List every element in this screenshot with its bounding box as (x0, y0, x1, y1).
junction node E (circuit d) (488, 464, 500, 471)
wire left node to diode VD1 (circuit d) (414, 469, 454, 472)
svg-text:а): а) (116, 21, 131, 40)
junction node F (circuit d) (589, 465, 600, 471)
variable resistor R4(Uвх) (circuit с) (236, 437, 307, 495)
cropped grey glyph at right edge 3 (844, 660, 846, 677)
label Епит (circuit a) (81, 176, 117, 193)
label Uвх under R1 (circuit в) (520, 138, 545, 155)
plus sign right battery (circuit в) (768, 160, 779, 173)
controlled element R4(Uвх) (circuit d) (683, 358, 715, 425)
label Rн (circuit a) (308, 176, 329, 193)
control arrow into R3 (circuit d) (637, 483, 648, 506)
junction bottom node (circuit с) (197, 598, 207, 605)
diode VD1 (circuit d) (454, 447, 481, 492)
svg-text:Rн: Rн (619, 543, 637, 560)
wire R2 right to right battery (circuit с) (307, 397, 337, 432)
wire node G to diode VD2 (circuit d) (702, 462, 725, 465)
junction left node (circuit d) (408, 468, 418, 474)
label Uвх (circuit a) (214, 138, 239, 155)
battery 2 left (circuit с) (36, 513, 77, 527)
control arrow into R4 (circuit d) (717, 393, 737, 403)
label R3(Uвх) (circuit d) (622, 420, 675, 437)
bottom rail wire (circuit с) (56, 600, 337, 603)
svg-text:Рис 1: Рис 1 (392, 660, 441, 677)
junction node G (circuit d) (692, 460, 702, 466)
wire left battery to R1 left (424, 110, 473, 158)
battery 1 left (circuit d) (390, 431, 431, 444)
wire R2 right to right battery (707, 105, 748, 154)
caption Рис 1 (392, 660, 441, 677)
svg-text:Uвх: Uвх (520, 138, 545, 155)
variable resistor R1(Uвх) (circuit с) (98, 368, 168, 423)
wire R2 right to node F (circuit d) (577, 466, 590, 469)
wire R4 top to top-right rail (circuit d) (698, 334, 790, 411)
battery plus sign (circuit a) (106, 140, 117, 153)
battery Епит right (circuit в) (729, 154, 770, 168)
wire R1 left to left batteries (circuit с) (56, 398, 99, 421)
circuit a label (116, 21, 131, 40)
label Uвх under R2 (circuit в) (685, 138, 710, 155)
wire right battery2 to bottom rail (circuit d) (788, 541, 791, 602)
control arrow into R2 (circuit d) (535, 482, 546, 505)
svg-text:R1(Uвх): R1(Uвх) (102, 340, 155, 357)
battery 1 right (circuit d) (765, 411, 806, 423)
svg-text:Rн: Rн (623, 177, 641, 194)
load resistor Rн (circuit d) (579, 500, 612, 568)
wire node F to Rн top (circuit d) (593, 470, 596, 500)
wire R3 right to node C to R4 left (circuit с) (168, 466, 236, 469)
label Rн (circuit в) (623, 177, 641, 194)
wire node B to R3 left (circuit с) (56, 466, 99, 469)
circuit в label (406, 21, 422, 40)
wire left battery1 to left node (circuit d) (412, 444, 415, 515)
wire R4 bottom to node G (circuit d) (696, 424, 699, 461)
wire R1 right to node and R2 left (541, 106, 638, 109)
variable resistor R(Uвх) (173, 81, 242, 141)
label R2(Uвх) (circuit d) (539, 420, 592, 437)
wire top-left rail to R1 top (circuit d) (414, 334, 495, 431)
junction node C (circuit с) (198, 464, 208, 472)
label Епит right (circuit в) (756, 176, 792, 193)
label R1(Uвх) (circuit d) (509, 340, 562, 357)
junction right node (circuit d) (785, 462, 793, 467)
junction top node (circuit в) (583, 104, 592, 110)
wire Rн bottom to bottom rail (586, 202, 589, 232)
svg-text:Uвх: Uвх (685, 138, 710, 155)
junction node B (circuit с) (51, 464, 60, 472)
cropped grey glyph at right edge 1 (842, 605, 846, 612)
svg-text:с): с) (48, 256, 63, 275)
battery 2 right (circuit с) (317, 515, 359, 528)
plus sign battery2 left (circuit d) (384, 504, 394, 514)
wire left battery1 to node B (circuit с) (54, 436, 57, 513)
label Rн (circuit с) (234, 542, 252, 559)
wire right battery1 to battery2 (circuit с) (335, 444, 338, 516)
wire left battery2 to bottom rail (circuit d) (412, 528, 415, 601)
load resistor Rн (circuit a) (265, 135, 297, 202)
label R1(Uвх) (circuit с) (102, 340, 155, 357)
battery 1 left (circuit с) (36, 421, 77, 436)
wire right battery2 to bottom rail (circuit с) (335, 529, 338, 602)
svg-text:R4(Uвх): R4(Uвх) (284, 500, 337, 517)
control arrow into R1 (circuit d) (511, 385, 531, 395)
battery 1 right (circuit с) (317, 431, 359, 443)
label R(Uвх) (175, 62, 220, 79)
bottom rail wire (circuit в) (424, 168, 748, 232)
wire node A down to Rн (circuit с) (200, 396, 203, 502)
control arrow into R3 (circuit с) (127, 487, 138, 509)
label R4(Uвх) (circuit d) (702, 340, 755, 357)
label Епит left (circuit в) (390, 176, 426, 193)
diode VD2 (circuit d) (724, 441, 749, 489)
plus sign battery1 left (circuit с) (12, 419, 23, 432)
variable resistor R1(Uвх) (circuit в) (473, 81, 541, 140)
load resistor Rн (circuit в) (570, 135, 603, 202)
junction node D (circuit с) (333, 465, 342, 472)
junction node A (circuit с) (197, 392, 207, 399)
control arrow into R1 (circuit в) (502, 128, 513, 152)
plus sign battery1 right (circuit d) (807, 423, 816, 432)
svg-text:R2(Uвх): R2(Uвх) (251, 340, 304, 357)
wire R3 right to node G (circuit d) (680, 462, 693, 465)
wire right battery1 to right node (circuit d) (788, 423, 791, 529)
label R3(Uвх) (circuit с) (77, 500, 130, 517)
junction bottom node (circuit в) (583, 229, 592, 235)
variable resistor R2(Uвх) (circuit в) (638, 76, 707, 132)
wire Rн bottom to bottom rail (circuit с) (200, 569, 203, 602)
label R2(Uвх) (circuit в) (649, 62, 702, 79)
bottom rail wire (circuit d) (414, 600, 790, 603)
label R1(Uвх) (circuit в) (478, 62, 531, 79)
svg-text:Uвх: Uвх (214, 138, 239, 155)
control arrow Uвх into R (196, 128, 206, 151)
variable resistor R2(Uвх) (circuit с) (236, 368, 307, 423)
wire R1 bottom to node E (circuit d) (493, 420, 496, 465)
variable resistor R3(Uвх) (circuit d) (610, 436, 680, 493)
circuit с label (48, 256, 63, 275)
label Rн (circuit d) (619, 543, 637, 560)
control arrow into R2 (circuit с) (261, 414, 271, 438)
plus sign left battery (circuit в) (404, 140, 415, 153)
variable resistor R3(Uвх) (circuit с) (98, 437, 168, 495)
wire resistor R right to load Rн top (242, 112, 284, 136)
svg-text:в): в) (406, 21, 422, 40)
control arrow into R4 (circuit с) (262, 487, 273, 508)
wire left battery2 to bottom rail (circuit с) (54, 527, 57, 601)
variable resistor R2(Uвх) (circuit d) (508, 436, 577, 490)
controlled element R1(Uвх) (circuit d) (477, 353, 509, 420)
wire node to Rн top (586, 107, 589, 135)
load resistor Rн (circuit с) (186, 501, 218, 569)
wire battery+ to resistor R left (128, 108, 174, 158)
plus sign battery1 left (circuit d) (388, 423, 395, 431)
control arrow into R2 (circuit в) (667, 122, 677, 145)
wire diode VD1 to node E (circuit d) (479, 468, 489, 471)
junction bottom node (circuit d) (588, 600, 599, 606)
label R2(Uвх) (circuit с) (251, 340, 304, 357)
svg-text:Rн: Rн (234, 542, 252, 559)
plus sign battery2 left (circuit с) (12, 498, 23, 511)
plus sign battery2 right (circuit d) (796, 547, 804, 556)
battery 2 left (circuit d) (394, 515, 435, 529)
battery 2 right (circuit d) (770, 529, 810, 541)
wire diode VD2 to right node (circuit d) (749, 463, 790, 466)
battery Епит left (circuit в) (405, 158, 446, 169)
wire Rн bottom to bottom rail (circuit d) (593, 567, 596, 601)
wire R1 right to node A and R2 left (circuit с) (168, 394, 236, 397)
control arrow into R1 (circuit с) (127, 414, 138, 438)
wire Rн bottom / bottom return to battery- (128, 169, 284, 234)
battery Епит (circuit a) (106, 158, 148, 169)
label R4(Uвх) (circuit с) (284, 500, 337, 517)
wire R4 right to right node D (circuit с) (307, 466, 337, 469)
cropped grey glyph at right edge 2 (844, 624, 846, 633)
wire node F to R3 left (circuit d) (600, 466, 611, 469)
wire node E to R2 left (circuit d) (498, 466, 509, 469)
======
Written task =>
Copy out, word for word, the lines of the listing above, starting with its first line and going on through the line that contains "wire R4 top".

Response to this exercise =>
List every element in this screenshot with its bounding box as (x0, y0, x1, y1).
junction node E (circuit d) (488, 464, 500, 471)
wire left node to diode VD1 (circuit d) (414, 469, 454, 472)
svg-text:а): а) (116, 21, 131, 40)
junction node F (circuit d) (589, 465, 600, 471)
variable resistor R4(Uвх) (circuit с) (236, 437, 307, 495)
cropped grey glyph at right edge 3 (844, 660, 846, 677)
label Епит (circuit a) (81, 176, 117, 193)
label Uвх under R1 (circuit в) (520, 138, 545, 155)
plus sign right battery (circuit в) (768, 160, 779, 173)
controlled element R4(Uвх) (circuit d) (683, 358, 715, 425)
label Rн (circuit a) (308, 176, 329, 193)
control arrow into R3 (circuit d) (637, 483, 648, 506)
junction bottom node (circuit с) (197, 598, 207, 605)
diode VD1 (circuit d) (454, 447, 481, 492)
svg-text:Rн: Rн (619, 543, 637, 560)
wire R2 right to right battery (circuit с) (307, 397, 337, 432)
wire node G to diode VD2 (circuit d) (702, 462, 725, 465)
junction left node (circuit d) (408, 468, 418, 474)
label Uвх (circuit a) (214, 138, 239, 155)
battery 2 left (circuit с) (36, 513, 77, 527)
control arrow into R4 (circuit d) (717, 393, 737, 403)
label R3(Uвх) (circuit d) (622, 420, 675, 437)
bottom rail wire (circuit с) (56, 600, 337, 603)
svg-text:Рис 1: Рис 1 (392, 660, 441, 677)
junction node G (circuit d) (692, 460, 702, 466)
wire left battery to R1 left (424, 110, 473, 158)
battery 1 left (circuit d) (390, 431, 431, 444)
wire R2 right to right battery (707, 105, 748, 154)
caption Рис 1 (392, 660, 441, 677)
svg-text:Uвх: Uвх (520, 138, 545, 155)
variable resistor R1(Uвх) (circuit с) (98, 368, 168, 423)
wire R2 right to node F (circuit d) (577, 466, 590, 469)
wire R4 top to top-right rail (circuit d) (698, 334, 790, 411)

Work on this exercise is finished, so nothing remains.